THE REQUEST: Output every entry exactly as given.

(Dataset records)
▬▬▬▬▬▬▬▬▬▬

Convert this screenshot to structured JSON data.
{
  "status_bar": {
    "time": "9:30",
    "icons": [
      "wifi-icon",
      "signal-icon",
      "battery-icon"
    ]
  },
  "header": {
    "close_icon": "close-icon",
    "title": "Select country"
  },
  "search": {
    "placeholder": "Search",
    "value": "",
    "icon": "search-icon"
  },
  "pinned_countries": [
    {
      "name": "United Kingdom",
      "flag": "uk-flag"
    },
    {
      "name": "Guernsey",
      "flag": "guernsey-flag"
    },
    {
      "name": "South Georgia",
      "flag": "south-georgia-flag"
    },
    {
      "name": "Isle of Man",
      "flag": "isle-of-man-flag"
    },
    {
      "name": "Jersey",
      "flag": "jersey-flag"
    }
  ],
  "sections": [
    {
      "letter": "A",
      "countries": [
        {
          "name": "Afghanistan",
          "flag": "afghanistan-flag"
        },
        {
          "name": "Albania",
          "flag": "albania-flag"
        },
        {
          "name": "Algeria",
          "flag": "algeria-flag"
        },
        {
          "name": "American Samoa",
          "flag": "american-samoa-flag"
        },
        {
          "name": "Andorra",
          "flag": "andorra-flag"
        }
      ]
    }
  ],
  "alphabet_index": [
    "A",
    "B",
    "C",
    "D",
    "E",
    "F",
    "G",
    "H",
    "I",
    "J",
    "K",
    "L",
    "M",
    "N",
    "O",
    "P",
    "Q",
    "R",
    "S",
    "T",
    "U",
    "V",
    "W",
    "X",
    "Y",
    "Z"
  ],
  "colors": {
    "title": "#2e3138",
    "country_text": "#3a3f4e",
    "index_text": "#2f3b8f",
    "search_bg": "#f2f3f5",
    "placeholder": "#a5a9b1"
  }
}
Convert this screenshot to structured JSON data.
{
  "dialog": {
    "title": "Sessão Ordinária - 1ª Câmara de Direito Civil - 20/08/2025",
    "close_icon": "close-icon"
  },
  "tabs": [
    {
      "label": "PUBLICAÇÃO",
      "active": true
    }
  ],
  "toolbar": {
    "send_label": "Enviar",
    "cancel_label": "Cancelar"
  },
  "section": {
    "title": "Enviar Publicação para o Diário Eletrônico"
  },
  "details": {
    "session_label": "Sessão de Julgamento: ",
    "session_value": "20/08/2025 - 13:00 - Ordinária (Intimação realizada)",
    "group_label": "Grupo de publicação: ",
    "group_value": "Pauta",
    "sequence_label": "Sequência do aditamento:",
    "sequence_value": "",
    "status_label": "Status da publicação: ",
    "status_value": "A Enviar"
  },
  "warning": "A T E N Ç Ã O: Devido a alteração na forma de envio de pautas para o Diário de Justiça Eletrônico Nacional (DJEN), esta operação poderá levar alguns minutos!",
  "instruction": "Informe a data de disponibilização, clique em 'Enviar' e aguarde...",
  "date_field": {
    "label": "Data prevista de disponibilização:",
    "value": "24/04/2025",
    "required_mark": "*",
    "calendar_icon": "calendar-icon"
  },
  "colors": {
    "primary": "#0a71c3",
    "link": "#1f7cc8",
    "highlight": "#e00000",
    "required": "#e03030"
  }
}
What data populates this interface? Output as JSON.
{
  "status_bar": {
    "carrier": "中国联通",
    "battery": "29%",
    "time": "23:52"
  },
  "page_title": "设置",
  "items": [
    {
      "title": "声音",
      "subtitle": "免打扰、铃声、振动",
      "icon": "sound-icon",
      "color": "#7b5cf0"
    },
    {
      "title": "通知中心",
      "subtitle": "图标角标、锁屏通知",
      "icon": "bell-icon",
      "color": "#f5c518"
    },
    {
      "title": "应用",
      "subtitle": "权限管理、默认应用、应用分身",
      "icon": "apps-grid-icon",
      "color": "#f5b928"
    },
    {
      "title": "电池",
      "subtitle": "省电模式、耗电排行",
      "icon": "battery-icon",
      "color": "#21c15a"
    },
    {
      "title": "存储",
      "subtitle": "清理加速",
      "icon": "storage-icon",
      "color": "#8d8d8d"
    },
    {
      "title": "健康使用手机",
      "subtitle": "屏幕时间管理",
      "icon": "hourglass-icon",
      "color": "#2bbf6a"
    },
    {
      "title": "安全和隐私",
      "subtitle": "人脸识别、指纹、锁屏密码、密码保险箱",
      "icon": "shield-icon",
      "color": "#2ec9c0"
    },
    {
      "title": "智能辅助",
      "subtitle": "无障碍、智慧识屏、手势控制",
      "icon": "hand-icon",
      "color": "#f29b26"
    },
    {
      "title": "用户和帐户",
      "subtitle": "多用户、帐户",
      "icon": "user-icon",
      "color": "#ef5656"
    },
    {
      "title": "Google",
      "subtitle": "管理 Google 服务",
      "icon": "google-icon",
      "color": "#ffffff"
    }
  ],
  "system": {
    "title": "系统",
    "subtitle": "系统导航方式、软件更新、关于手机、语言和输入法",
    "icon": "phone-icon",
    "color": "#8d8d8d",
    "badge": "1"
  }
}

▬▬▬▬▬▬▬▬▬▬

ANSWER TO THE EXERCISE:
Convert this screenshot to structured JSON data.
{
  "status_bar": {
    "time": "9:30",
    "icons": [
      "wifi-icon",
      "signal-icon",
      "battery-icon"
    ]
  },
  "header": {
    "close_icon": "close-icon",
    "title": "Select country"
  },
  "search": {
    "placeholder": "Search",
    "value": "",
    "icon": "search-icon"
  },
  "pinned_countries": [
    {
      "name": "United Kingdom",
      "flag": "uk-flag"
    },
    {
      "name": "Guernsey",
      "flag": "guernsey-flag"
    },
    {
      "name": "South Georgia",
      "flag": "south-georgia-flag"
    },
    {
      "name": "Isle of Man",
      "flag": "isle-of-man-flag"
    },
    {
      "name": "Jersey",
      "flag": "jersey-flag"
    }
  ],
  "sections": [
    {
      "letter": "A",
      "countries": [
        {
          "name": "Afghanistan",
          "flag": "afghanistan-flag"
        },
        {
          "name": "Albania",
          "flag": "albania-flag"
        },
        {
          "name": "Algeria",
          "flag": "algeria-flag"
        },
        {
          "name": "American Samoa",
          "flag": "american-samoa-flag"
        },
        {
          "name": "Andorra",
          "flag": "andorra-flag"
        }
      ]
    }
  ],
  "alphabet_index": [
    "A",
    "B",
    "C",
    "D",
    "E",
    "F",
    "G",
    "H",
    "I",
    "J",
    "K",
    "L",
    "M",
    "N",
    "O",
    "P",
    "Q",
    "R",
    "S",
    "T",
    "U",
    "V",
    "W",
    "X",
    "Y",
    "Z"
  ],
  "colors": {
    "title": "#2e3138",
    "country_text": "#3a3f4e",
    "index_text": "#2f3b8f",
    "search_bg": "#f2f3f5",
    "placeholder": "#a5a9b1"
  }
}
Convert this screenshot to structured JSON data.
{
  "dialog": {
    "title": "Sessão Ordinária - 1ª Câmara de Direito Civil - 20/08/2025",
    "close_icon": "close-icon"
  },
  "tabs": [
    {
      "label": "PUBLICAÇÃO",
      "active": true
    }
  ],
  "toolbar": {
    "send_label": "Enviar",
    "cancel_label": "Cancelar"
  },
  "section": {
    "title": "Enviar Publicação para o Diário Eletrônico"
  },
  "details": {
    "session_label": "Sessão de Julgamento: ",
    "session_value": "20/08/2025 - 13:00 - Ordinária (Intimação realizada)",
    "group_label": "Grupo de publicação: ",
    "group_value": "Pauta",
    "sequence_label": "Sequência do aditamento:",
    "sequence_value": "",
    "status_label": "Status da publicação: ",
    "status_value": "A Enviar"
  },
  "warning": "A T E N Ç Ã O: Devido a alteração na forma de envio de pautas para o Diário de Justiça Eletrônico Nacional (DJEN), esta operação poderá levar alguns minutos!",
  "instruction": "Informe a data de disponibilização, clique em 'Enviar' e aguarde...",
  "date_field": {
    "label": "Data prevista de disponibilização:",
    "value": "24/04/2025",
    "required_mark": "*",
    "calendar_icon": "calendar-icon"
  },
  "colors": {
    "primary": "#0a71c3",
    "link": "#1f7cc8",
    "highlight": "#e00000",
    "required": "#e03030"
  }
}
What data populates this interface? Output as JSON.
{
  "status_bar": {
    "carrier": "中国联通",
    "battery": "29%",
    "time": "23:52"
  },
  "page_title": "设置",
  "items": [
    {
      "title": "声音",
      "subtitle": "免打扰、铃声、振动",
      "icon": "sound-icon",
      "color": "#7b5cf0"
    },
    {
      "title": "通知中心",
      "subtitle": "图标角标、锁屏通知",
      "icon": "bell-icon",
      "color": "#f5c518"
    },
    {
      "title": "应用",
      "subtitle": "权限管理、默认应用、应用分身",
      "icon": "apps-grid-icon",
      "color": "#f5b928"
    },
    {
      "title": "电池",
      "subtitle": "省电模式、耗电排行",
      "icon": "battery-icon",
      "color": "#21c15a"
    },
    {
      "title": "存储",
      "subtitle": "清理加速",
      "icon": "storage-icon",
      "color": "#8d8d8d"
    },
    {
      "title": "健康使用手机",
      "subtitle": "屏幕时间管理",
      "icon": "hourglass-icon",
      "color": "#2bbf6a"
    },
    {
      "title": "安全和隐私",
      "subtitle": "人脸识别、指纹、锁屏密码、密码保险箱",
      "icon": "shield-icon",
      "color": "#2ec9c0"
    },
    {
      "title": "智能辅助",
      "subtitle": "无障碍、智慧识屏、手势控制",
      "icon": "hand-icon",
      "color": "#f29b26"
    },
    {
      "title": "用户和帐户",
      "subtitle": "多用户、帐户",
      "icon": "user-icon",
      "color": "#ef5656"
    },
    {
      "title": "Google",
      "subtitle": "管理 Google 服务",
      "icon": "google-icon",
      "color": "#ffffff"
    }
  ],
  "system": {
    "title": "系统",
    "subtitle": "系统导航方式、软件更新、关于手机、语言和输入法",
    "icon": "phone-icon",
    "color": "#8d8d8d",
    "badge": "1"
  }
}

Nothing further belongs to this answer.